**PROMPT:**
Reproduce the lines word for word, starting with the first line and ending with the line that contains "paragraph: Katolické ústavy", including both of those lines.

==========

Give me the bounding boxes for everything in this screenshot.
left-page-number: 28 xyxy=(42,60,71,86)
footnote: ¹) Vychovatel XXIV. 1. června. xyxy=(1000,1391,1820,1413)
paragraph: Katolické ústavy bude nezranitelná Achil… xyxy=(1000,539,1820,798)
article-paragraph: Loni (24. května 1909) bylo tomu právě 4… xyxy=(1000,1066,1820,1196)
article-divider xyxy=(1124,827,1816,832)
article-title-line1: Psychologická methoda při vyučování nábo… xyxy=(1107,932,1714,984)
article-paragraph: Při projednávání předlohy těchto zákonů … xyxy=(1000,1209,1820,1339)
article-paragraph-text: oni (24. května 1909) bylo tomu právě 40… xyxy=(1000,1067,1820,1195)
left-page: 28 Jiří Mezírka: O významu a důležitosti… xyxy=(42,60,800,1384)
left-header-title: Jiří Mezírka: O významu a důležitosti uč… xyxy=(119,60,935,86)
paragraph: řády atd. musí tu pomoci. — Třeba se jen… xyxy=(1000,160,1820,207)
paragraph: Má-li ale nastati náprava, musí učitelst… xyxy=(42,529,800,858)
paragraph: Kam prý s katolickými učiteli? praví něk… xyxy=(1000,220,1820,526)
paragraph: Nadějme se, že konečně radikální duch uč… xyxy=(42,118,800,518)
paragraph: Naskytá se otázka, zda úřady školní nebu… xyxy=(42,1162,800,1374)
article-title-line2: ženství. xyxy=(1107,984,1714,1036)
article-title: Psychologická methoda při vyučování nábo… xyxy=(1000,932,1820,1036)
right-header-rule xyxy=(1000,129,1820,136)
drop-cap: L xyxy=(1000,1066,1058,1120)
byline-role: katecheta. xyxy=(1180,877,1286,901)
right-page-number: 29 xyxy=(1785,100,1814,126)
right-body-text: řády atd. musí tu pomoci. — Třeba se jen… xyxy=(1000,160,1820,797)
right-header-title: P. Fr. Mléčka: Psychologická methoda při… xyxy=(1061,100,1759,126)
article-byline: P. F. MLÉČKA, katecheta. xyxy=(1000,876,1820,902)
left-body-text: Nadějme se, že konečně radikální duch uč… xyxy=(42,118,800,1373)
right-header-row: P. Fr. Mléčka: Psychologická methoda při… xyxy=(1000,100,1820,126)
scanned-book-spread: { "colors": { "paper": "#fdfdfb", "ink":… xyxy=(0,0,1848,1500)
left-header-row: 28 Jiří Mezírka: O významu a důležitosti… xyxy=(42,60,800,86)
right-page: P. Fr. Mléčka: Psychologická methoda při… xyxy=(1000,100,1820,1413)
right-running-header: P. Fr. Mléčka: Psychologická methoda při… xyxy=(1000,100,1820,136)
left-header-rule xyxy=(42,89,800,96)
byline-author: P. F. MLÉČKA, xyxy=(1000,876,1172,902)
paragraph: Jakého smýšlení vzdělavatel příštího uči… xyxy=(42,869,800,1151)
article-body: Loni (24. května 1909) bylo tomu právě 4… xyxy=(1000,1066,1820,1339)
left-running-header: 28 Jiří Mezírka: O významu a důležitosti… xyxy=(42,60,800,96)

==========

**PROBLEM SOLUTION:**
Give me the bounding boxes for everything in this screenshot.
left-page-number: 28 xyxy=(42,60,71,86)
footnote: ¹) Vychovatel XXIV. 1. června. xyxy=(1000,1391,1820,1413)
paragraph: Katolické ústavy bude nezranitelná Achil… xyxy=(1000,539,1820,798)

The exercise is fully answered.